Document excerpt:
---+---

Irish food processors have been warned that supplies of carbon dioxide critical to their business may be rationed as a result of an energy crisis in Britain.
Multinational group CF Industries suspended production at two British fertiliser plants last week over the soaring cost of natural gas, which is essential to their operations. Carbon dioxide is a by-product of fertiliser manufacture and is widely used in food production.
It is used in everything from the slaughter of pigs and poultry to special packaging that extends the shelf life of meat in shops. Carbon dioxide is also used in the carbonation of drinks, including beer, and, as dry ice, it plays a critical role in the transport of fresh fruit and veg and other perishable food products.
Fertiliser-production is the largest supplier of carbon dioxide for the food sector, although companies also source supplies from industrial gas companies.
“Some companies have had communications from suppliers to say that their may be rationing of supplies,” said Paul Kelly, director of Food and Drink Ireland, the Ibec group for the sector.
Supplies
However, he said, supplies were coming through at present. Companies would typically have between one and four weeks’ supply, depending on the nature of their business, he said.

---+---

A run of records
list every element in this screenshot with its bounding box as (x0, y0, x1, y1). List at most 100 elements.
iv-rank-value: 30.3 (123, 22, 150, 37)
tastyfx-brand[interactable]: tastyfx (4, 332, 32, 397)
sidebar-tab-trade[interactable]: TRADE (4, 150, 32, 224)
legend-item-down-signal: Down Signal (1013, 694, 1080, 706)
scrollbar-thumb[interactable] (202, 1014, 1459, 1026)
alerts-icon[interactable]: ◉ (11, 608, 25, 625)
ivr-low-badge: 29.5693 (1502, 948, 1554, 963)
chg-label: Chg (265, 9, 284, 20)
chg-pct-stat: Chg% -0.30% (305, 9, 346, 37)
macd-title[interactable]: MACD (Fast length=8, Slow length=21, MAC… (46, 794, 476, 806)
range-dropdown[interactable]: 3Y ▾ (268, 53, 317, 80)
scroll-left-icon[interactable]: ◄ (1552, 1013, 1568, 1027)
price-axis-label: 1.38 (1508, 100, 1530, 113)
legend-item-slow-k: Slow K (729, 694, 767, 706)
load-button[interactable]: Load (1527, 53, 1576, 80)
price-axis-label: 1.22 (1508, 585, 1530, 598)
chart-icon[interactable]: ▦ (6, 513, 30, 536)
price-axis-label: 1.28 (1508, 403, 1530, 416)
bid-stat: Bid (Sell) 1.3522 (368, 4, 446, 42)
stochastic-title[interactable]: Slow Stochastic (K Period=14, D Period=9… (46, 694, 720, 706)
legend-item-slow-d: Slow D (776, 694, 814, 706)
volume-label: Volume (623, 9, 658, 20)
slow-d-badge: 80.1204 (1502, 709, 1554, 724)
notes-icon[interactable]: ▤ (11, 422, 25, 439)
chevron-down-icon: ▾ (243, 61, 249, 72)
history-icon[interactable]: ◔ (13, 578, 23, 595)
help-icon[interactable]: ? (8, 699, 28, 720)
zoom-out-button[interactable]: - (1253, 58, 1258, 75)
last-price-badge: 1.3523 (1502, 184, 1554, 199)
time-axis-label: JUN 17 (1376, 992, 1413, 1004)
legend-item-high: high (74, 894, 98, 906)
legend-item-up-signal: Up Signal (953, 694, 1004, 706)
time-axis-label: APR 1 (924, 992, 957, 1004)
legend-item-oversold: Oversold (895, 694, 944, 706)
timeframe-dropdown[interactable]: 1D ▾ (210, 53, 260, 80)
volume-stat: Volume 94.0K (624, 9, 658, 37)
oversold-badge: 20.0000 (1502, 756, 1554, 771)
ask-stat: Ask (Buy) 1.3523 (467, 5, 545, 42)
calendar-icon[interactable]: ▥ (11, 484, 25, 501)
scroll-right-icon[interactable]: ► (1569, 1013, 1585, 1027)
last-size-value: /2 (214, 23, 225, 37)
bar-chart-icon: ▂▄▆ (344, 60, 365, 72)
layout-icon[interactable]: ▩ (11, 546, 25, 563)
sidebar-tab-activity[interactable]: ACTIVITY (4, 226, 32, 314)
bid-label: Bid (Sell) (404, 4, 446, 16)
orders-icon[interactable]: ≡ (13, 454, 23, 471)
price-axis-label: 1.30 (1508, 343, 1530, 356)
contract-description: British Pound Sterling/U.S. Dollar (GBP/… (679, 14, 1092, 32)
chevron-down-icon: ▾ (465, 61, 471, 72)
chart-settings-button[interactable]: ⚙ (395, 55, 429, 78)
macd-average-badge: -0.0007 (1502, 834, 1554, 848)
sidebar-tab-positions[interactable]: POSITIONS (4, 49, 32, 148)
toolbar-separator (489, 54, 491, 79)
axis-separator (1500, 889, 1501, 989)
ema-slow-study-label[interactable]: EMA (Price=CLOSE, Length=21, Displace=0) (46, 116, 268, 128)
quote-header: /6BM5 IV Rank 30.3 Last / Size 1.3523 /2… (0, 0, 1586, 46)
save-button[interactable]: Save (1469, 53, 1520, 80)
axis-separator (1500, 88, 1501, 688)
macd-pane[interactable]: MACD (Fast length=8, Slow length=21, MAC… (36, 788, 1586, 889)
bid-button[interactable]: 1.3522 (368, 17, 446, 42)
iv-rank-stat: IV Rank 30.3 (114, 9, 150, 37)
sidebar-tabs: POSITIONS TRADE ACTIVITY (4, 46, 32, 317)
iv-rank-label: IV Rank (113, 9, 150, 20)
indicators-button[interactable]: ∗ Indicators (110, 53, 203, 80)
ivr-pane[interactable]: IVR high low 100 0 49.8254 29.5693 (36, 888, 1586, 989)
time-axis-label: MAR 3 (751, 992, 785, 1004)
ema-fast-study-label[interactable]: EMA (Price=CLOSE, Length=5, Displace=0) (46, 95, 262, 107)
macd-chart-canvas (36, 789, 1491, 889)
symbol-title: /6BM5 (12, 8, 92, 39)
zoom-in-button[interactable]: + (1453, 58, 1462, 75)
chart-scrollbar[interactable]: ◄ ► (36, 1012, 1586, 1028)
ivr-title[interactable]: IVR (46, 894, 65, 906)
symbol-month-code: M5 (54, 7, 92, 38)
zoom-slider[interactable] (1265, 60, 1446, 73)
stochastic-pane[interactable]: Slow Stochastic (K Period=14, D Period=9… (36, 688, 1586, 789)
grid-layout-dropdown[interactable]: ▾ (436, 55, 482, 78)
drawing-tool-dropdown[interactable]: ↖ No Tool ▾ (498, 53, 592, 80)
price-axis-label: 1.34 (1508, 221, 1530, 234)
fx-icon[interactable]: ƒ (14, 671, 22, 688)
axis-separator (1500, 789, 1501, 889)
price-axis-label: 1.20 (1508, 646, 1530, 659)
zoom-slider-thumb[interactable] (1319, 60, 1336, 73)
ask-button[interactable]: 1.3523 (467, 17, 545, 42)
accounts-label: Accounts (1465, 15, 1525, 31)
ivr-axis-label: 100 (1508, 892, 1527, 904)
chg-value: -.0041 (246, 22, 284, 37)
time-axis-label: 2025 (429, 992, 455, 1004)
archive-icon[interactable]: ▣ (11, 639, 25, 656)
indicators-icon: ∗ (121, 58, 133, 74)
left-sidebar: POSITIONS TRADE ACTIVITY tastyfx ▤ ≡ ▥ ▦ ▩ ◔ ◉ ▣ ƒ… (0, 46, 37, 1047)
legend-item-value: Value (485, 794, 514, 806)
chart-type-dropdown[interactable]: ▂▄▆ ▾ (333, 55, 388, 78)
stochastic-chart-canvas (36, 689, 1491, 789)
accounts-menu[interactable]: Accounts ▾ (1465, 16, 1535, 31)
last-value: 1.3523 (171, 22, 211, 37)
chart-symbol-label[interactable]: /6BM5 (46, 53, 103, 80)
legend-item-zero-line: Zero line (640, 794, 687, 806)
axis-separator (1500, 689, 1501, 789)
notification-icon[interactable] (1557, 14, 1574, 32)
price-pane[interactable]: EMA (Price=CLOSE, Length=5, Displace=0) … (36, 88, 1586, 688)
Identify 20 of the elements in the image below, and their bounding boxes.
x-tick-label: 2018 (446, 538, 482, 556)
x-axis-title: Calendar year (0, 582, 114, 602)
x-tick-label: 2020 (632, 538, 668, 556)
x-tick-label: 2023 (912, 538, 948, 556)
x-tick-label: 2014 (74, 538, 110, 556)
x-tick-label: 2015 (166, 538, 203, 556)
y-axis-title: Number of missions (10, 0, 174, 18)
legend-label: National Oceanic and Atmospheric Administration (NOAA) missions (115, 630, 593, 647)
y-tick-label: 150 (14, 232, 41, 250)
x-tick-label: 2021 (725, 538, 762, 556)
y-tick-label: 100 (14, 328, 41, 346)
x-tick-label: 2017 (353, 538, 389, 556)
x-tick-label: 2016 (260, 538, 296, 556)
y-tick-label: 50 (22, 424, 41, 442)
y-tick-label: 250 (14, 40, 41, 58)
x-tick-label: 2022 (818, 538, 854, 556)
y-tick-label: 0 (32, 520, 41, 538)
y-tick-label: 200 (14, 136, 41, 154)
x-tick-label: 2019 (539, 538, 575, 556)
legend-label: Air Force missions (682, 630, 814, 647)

---+---

To-do list:
1/ Write out the part of the article on carbon dioxide supplies that begins at the words "It is used in" and stops after the words "perishable food products.".
2/ For the article on carbon dioxide supplies, tell whether each statement agrees with it, and back each yes or no with the deciding words quoted from it. (a) CF Industries halted production at two fertilizer plants in Britain. (b) Fertilizer production is the only source of carbon dioxide for food companies. (c) Companies typically hold between one and six weeks' supply.
3/ Carry on the article on carbon dioxide supplies for Irish food processors from the point where it stops.

Outputs by task:
1/
It is used in everything from the slaughter of pigs and poultry to special packaging that extends the shelf life of meat in shops. Carbon dioxide is also used in the carbonation of drinks, including beer, and, as dry ice, it plays a critical role in the transport of fresh fruit and veg and other perishable food products.

2/
(a) Yes: "Multinational group CF Industries suspended production at two British fertiliser plants last week"
(b) No: "although companies also source supplies from industrial gas companies."
(c) No: "Companies would typically have between one and four weeks’ supply"

3/
There are fears in the UK that meat production could grind to a halt within days if a solution s not found to the crisis.
Mr Kelly said the food sector faced a similar carbon dioxide crisis in 2018, when rationing did take place. However, he noted that Ireland-based food processors and logistics firms at that time did not suffer as badly as their British counterparts.
“There are concerns emerging in the supply chain for food grade CO2,” he said. “A similar supply shortage situation deteriorated quickly in 2018. We will work closely with the Department of Agriculture to ensure that the food sector is prioritised for CO2 supply.”
Ireland no longer produces fertiliser locally so all CO2 from that source would be imported.
The closure of the two British plants leaves only one substantial plant open in the UK. There are reports from Europe of similar downtime at other companies in the fertiliser sector because of high energy prices.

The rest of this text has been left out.